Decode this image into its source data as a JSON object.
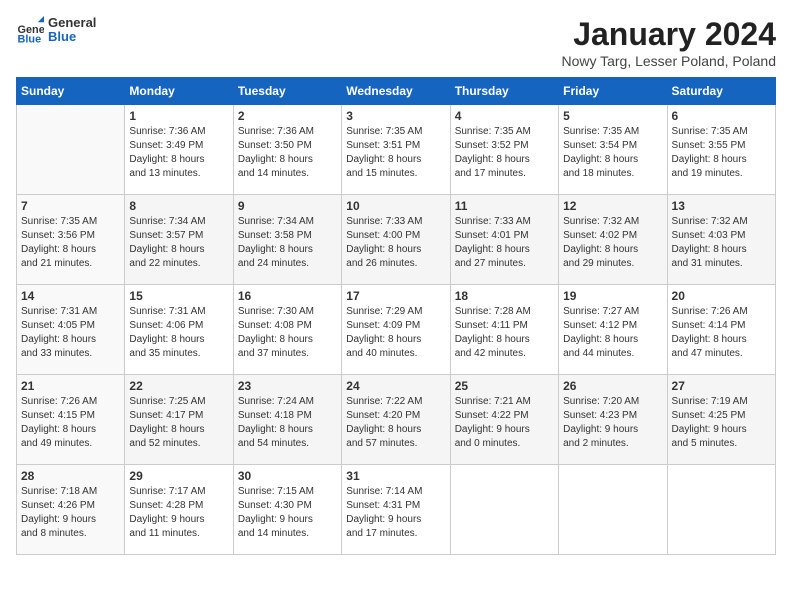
{
  "header": {
    "logo": {
      "general": "General",
      "blue": "Blue"
    },
    "title": "January 2024",
    "subtitle": "Nowy Targ, Lesser Poland, Poland"
  },
  "calendar": {
    "days_of_week": [
      "Sunday",
      "Monday",
      "Tuesday",
      "Wednesday",
      "Thursday",
      "Friday",
      "Saturday"
    ],
    "weeks": [
      [
        {
          "day": "",
          "info": ""
        },
        {
          "day": "1",
          "info": "Sunrise: 7:36 AM\nSunset: 3:49 PM\nDaylight: 8 hours\nand 13 minutes."
        },
        {
          "day": "2",
          "info": "Sunrise: 7:36 AM\nSunset: 3:50 PM\nDaylight: 8 hours\nand 14 minutes."
        },
        {
          "day": "3",
          "info": "Sunrise: 7:35 AM\nSunset: 3:51 PM\nDaylight: 8 hours\nand 15 minutes."
        },
        {
          "day": "4",
          "info": "Sunrise: 7:35 AM\nSunset: 3:52 PM\nDaylight: 8 hours\nand 17 minutes."
        },
        {
          "day": "5",
          "info": "Sunrise: 7:35 AM\nSunset: 3:54 PM\nDaylight: 8 hours\nand 18 minutes."
        },
        {
          "day": "6",
          "info": "Sunrise: 7:35 AM\nSunset: 3:55 PM\nDaylight: 8 hours\nand 19 minutes."
        }
      ],
      [
        {
          "day": "7",
          "info": "Sunrise: 7:35 AM\nSunset: 3:56 PM\nDaylight: 8 hours\nand 21 minutes."
        },
        {
          "day": "8",
          "info": "Sunrise: 7:34 AM\nSunset: 3:57 PM\nDaylight: 8 hours\nand 22 minutes."
        },
        {
          "day": "9",
          "info": "Sunrise: 7:34 AM\nSunset: 3:58 PM\nDaylight: 8 hours\nand 24 minutes."
        },
        {
          "day": "10",
          "info": "Sunrise: 7:33 AM\nSunset: 4:00 PM\nDaylight: 8 hours\nand 26 minutes."
        },
        {
          "day": "11",
          "info": "Sunrise: 7:33 AM\nSunset: 4:01 PM\nDaylight: 8 hours\nand 27 minutes."
        },
        {
          "day": "12",
          "info": "Sunrise: 7:32 AM\nSunset: 4:02 PM\nDaylight: 8 hours\nand 29 minutes."
        },
        {
          "day": "13",
          "info": "Sunrise: 7:32 AM\nSunset: 4:03 PM\nDaylight: 8 hours\nand 31 minutes."
        }
      ],
      [
        {
          "day": "14",
          "info": "Sunrise: 7:31 AM\nSunset: 4:05 PM\nDaylight: 8 hours\nand 33 minutes."
        },
        {
          "day": "15",
          "info": "Sunrise: 7:31 AM\nSunset: 4:06 PM\nDaylight: 8 hours\nand 35 minutes."
        },
        {
          "day": "16",
          "info": "Sunrise: 7:30 AM\nSunset: 4:08 PM\nDaylight: 8 hours\nand 37 minutes."
        },
        {
          "day": "17",
          "info": "Sunrise: 7:29 AM\nSunset: 4:09 PM\nDaylight: 8 hours\nand 40 minutes."
        },
        {
          "day": "18",
          "info": "Sunrise: 7:28 AM\nSunset: 4:11 PM\nDaylight: 8 hours\nand 42 minutes."
        },
        {
          "day": "19",
          "info": "Sunrise: 7:27 AM\nSunset: 4:12 PM\nDaylight: 8 hours\nand 44 minutes."
        },
        {
          "day": "20",
          "info": "Sunrise: 7:26 AM\nSunset: 4:14 PM\nDaylight: 8 hours\nand 47 minutes."
        }
      ],
      [
        {
          "day": "21",
          "info": "Sunrise: 7:26 AM\nSunset: 4:15 PM\nDaylight: 8 hours\nand 49 minutes."
        },
        {
          "day": "22",
          "info": "Sunrise: 7:25 AM\nSunset: 4:17 PM\nDaylight: 8 hours\nand 52 minutes."
        },
        {
          "day": "23",
          "info": "Sunrise: 7:24 AM\nSunset: 4:18 PM\nDaylight: 8 hours\nand 54 minutes."
        },
        {
          "day": "24",
          "info": "Sunrise: 7:22 AM\nSunset: 4:20 PM\nDaylight: 8 hours\nand 57 minutes."
        },
        {
          "day": "25",
          "info": "Sunrise: 7:21 AM\nSunset: 4:22 PM\nDaylight: 9 hours\nand 0 minutes."
        },
        {
          "day": "26",
          "info": "Sunrise: 7:20 AM\nSunset: 4:23 PM\nDaylight: 9 hours\nand 2 minutes."
        },
        {
          "day": "27",
          "info": "Sunrise: 7:19 AM\nSunset: 4:25 PM\nDaylight: 9 hours\nand 5 minutes."
        }
      ],
      [
        {
          "day": "28",
          "info": "Sunrise: 7:18 AM\nSunset: 4:26 PM\nDaylight: 9 hours\nand 8 minutes."
        },
        {
          "day": "29",
          "info": "Sunrise: 7:17 AM\nSunset: 4:28 PM\nDaylight: 9 hours\nand 11 minutes."
        },
        {
          "day": "30",
          "info": "Sunrise: 7:15 AM\nSunset: 4:30 PM\nDaylight: 9 hours\nand 14 minutes."
        },
        {
          "day": "31",
          "info": "Sunrise: 7:14 AM\nSunset: 4:31 PM\nDaylight: 9 hours\nand 17 minutes."
        },
        {
          "day": "",
          "info": ""
        },
        {
          "day": "",
          "info": ""
        },
        {
          "day": "",
          "info": ""
        }
      ]
    ]
  }
}
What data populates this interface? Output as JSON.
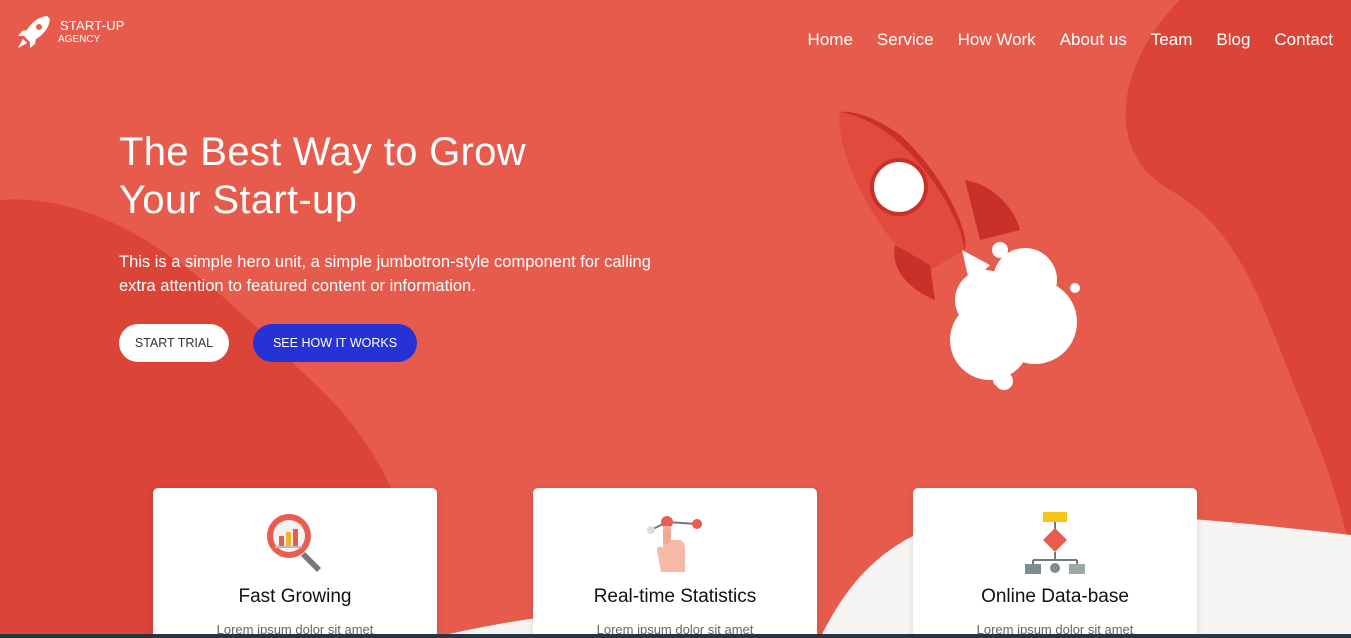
{
  "brand": {
    "title": "START-UP",
    "subtitle": "AGENCY"
  },
  "nav": [
    "Home",
    "Service",
    "How Work",
    "About us",
    "Team",
    "Blog",
    "Contact"
  ],
  "hero": {
    "title_line1": "The Best Way to Grow",
    "title_line2": "Your Start-up",
    "text": "This is a simple hero unit, a simple jumbotron-style component for calling extra attention to featured content or information.",
    "btn_trial": "START TRIAL",
    "btn_how": "SEE HOW IT WORKS"
  },
  "cards": [
    {
      "title": "Fast Growing",
      "text": "Lorem ipsum dolor sit amet",
      "icon": "magnifier-chart-icon"
    },
    {
      "title": "Real-time Statistics",
      "text": "Lorem ipsum dolor sit amet",
      "icon": "hand-graph-icon"
    },
    {
      "title": "Online Data-base",
      "text": "Lorem ipsum dolor sit amet",
      "icon": "database-network-icon"
    }
  ],
  "colors": {
    "primary_bg": "#e75b4c",
    "dark_wave": "#dc4438",
    "button_blue": "#2631d6",
    "white": "#ffffff"
  }
}
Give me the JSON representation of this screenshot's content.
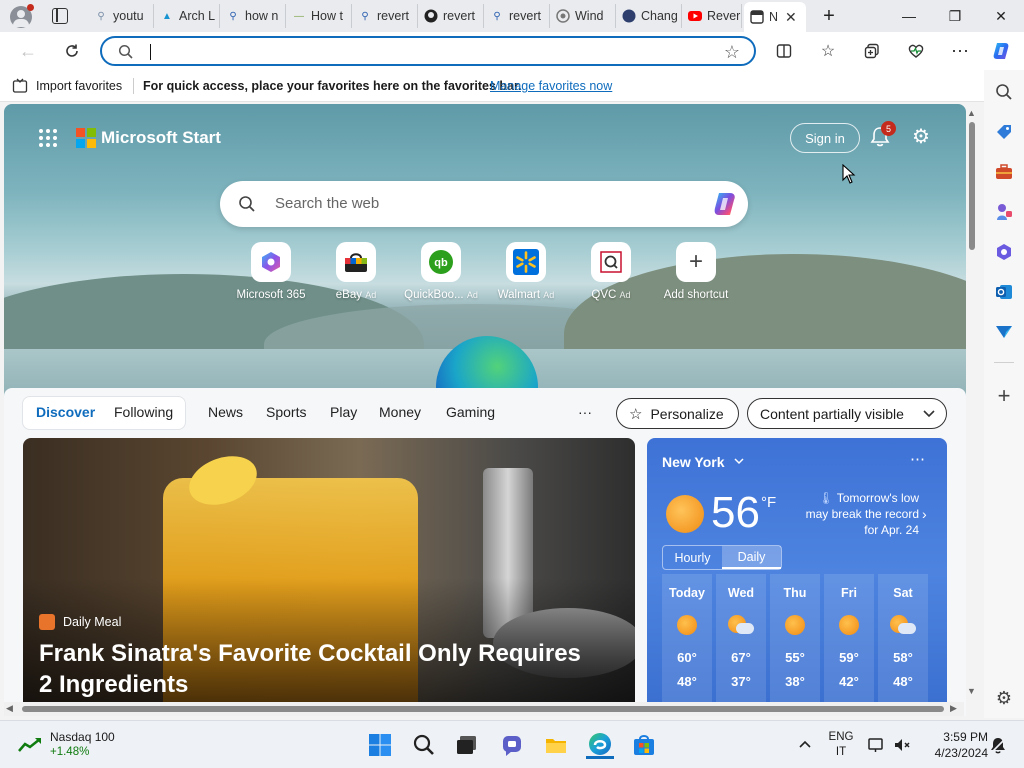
{
  "tabs": [
    {
      "label": "youtu",
      "icon": "search-icon"
    },
    {
      "label": "Arch L",
      "icon": "arch-icon"
    },
    {
      "label": "how n",
      "icon": "search-icon"
    },
    {
      "label": "How t",
      "icon": "page-icon"
    },
    {
      "label": "revert",
      "icon": "search-icon"
    },
    {
      "label": "revert",
      "icon": "github-icon"
    },
    {
      "label": "revert",
      "icon": "search-icon"
    },
    {
      "label": "Wind",
      "icon": "windows-icon"
    },
    {
      "label": "Chang",
      "icon": "page-icon"
    },
    {
      "label": "Rever",
      "icon": "youtube-icon"
    },
    {
      "label": "N",
      "icon": "page-icon"
    }
  ],
  "favorites_bar": {
    "import_label": "Import favorites",
    "message": "For quick access, place your favorites here on the favorites bar.",
    "manage_link": "Manage favorites now"
  },
  "page": {
    "brand": "Microsoft Start",
    "sign_in": "Sign in",
    "notification_count": "5",
    "search_placeholder": "Search the web",
    "shortcuts": [
      {
        "label": "Microsoft 365",
        "ad": ""
      },
      {
        "label": "eBay",
        "ad": "Ad"
      },
      {
        "label": "QuickBoo...",
        "ad": "Ad"
      },
      {
        "label": "Walmart",
        "ad": "Ad"
      },
      {
        "label": "QVC",
        "ad": "Ad"
      },
      {
        "label": "Add shortcut",
        "ad": ""
      }
    ]
  },
  "feed": {
    "tabs": [
      "Discover",
      "Following",
      "News",
      "Sports",
      "Play",
      "Money",
      "Gaming"
    ],
    "more": "···",
    "personalize": "Personalize",
    "content_visibility": "Content partially visible",
    "article": {
      "source": "Daily Meal",
      "title": "Frank Sinatra's Favorite Cocktail Only Requires 2 Ingredients"
    },
    "weather": {
      "location": "New York",
      "temp": "56",
      "unit": "°F",
      "note": "Tomorrow's low may break the record for Apr. 24",
      "toggle": [
        "Hourly",
        "Daily"
      ],
      "days": [
        {
          "day": "Today",
          "high": "60°",
          "low": "48°",
          "icon": "sunny"
        },
        {
          "day": "Wed",
          "high": "67°",
          "low": "37°",
          "icon": "partly-cloudy"
        },
        {
          "day": "Thu",
          "high": "55°",
          "low": "38°",
          "icon": "sunny"
        },
        {
          "day": "Fri",
          "high": "59°",
          "low": "42°",
          "icon": "sunny"
        },
        {
          "day": "Sat",
          "high": "58°",
          "low": "48°",
          "icon": "partly-cloudy"
        }
      ]
    }
  },
  "taskbar": {
    "stock_name": "Nasdaq 100",
    "stock_change": "+1.48%",
    "lang": "ENG",
    "region": "IT",
    "time": "3:59 PM",
    "date": "4/23/2024"
  },
  "colors": {
    "accent": "#0f6cbd",
    "weather_bg": "#3a6fd0",
    "stock_positive": "#107c10"
  }
}
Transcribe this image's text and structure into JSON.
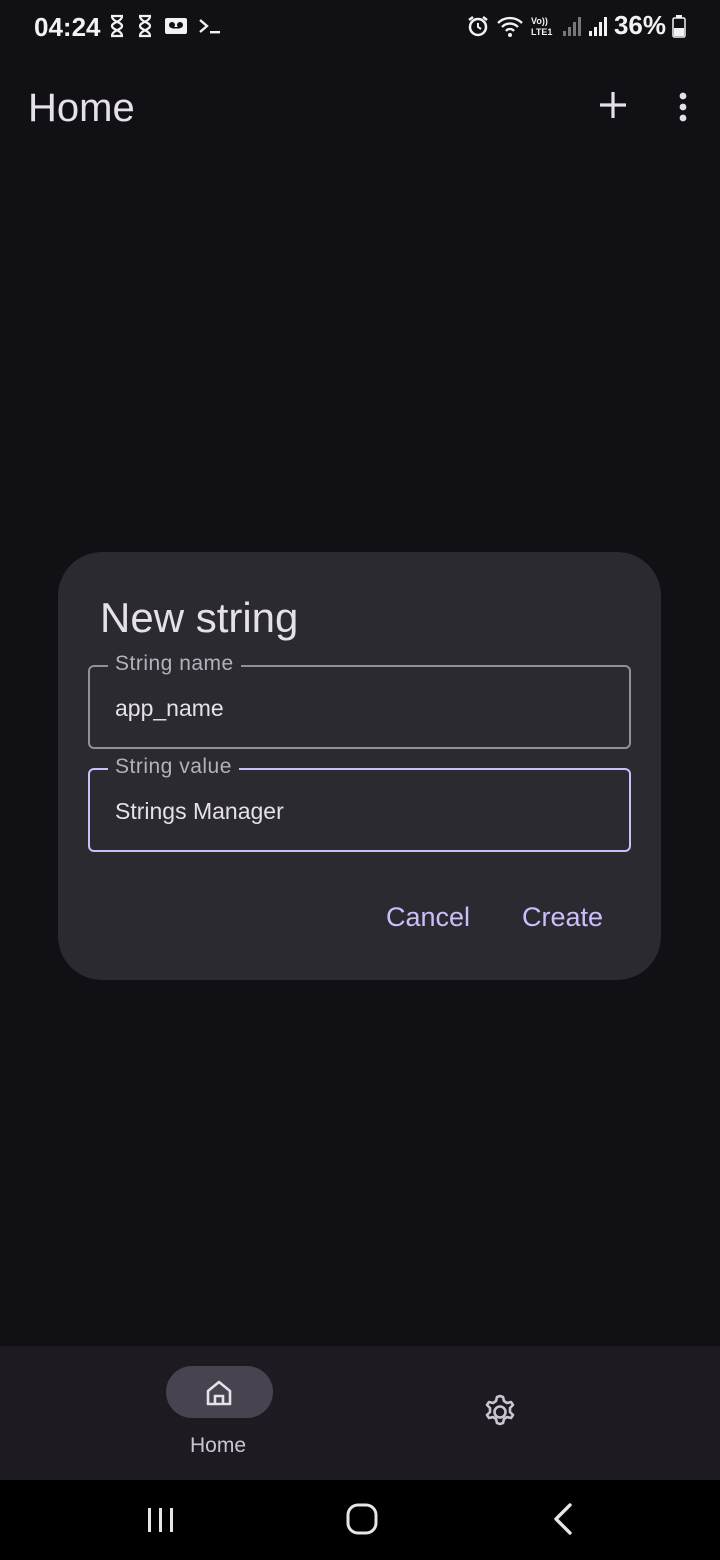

________________________________________

Exercise: Among the records above, how many lines carry the string "hero"? Reply with the number alone.

Solution to this task: 2